(Records contained in a dataset)
======

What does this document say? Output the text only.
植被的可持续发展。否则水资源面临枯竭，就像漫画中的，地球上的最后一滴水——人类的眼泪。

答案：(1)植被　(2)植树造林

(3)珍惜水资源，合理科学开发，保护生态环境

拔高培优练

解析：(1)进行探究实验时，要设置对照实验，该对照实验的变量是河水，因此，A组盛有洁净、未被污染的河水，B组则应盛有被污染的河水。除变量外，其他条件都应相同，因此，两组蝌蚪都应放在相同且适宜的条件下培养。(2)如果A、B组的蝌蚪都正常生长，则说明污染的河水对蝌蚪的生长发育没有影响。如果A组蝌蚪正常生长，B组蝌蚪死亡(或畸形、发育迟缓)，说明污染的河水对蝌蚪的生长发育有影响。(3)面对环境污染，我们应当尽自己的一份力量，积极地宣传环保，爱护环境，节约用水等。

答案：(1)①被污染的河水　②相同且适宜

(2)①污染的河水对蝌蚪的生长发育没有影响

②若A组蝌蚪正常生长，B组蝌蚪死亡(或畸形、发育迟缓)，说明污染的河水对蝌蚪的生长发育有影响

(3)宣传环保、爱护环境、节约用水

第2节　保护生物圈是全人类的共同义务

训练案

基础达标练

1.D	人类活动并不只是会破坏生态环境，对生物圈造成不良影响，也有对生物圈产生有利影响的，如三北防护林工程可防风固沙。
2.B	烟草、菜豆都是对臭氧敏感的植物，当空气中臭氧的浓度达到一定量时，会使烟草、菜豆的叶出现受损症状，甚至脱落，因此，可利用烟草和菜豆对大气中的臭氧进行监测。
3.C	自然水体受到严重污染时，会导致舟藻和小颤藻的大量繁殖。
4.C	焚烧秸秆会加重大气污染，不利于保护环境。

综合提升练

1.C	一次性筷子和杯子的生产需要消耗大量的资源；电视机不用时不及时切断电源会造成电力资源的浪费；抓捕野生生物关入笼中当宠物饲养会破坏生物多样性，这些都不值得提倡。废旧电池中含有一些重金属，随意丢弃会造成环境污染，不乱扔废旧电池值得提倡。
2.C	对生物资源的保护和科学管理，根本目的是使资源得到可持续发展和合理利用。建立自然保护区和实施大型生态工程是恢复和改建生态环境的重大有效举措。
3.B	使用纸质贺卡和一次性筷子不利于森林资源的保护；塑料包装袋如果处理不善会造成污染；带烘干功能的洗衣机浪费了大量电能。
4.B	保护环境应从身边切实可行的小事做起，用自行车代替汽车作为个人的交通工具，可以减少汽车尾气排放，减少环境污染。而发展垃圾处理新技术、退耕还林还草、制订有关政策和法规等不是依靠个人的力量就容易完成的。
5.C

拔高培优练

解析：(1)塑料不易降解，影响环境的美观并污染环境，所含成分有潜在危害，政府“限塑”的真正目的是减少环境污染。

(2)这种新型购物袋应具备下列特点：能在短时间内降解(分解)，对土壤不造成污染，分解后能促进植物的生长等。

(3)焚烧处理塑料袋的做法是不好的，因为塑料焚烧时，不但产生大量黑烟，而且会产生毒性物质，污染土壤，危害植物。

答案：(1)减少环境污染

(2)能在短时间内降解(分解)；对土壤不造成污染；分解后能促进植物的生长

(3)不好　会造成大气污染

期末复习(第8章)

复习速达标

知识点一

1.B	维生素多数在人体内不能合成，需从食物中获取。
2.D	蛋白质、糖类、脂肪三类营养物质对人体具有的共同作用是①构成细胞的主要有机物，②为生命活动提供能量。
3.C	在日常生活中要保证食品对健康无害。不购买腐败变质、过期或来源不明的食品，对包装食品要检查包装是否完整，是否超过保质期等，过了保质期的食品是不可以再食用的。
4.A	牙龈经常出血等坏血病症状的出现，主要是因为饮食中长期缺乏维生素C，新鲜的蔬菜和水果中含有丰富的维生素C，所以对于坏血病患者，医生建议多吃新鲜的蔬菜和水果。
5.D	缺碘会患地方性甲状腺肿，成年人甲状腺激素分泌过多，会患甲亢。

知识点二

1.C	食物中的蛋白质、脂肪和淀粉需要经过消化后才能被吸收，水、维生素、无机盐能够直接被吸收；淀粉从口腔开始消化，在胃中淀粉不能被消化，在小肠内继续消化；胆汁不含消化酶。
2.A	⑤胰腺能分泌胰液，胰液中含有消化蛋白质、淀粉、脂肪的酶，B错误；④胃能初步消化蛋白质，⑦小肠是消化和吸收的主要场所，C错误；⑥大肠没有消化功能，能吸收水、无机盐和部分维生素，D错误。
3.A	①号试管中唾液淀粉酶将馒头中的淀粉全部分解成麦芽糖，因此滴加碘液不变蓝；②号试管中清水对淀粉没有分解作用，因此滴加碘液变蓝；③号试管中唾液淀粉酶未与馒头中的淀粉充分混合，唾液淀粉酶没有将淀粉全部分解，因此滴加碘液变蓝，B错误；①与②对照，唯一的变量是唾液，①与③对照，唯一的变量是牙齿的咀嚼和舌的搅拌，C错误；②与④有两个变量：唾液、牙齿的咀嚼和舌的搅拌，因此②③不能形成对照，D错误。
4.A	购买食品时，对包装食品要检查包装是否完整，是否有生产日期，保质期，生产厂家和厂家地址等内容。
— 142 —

======

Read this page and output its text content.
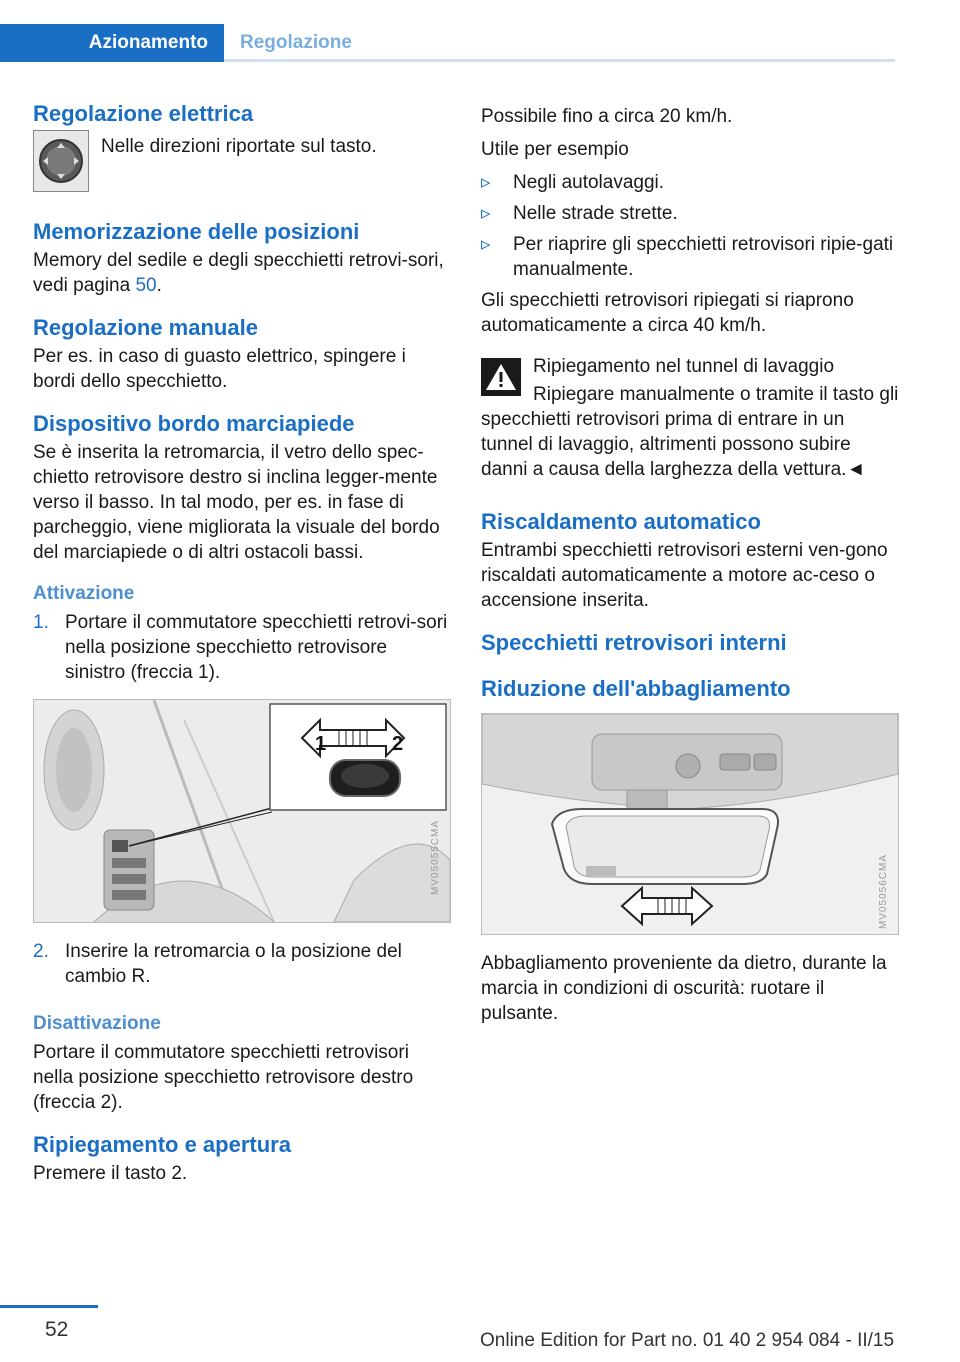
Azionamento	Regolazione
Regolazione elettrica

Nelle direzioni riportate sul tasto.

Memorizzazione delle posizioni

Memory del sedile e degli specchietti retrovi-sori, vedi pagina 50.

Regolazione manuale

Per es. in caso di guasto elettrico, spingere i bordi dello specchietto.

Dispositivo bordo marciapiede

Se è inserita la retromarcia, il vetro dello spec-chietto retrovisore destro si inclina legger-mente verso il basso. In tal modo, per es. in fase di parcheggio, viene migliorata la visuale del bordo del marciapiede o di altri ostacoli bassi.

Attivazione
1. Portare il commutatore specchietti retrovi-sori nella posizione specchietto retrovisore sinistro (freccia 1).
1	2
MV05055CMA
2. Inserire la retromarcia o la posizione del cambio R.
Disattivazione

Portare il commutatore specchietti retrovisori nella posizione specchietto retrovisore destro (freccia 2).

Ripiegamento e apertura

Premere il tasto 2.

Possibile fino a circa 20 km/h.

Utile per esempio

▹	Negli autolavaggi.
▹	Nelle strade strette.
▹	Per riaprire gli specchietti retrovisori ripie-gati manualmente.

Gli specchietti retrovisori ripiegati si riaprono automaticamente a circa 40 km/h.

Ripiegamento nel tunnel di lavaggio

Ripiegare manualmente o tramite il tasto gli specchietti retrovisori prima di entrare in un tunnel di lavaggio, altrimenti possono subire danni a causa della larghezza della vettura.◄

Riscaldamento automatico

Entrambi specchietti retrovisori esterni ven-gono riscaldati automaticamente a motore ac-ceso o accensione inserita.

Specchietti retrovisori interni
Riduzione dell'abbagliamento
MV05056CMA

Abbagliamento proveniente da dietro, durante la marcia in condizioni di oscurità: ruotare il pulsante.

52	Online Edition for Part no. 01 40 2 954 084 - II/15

======

Search the records for the word "freccia" and copy every line where it occurs.

**Written answer**
1. Portare il commutatore specchietti retrovi-sori nella posizione specchietto retrovisore sinistro (freccia 1).
Portare il commutatore specchietti retrovisori nella posizione specchietto retrovisore destro (freccia 2).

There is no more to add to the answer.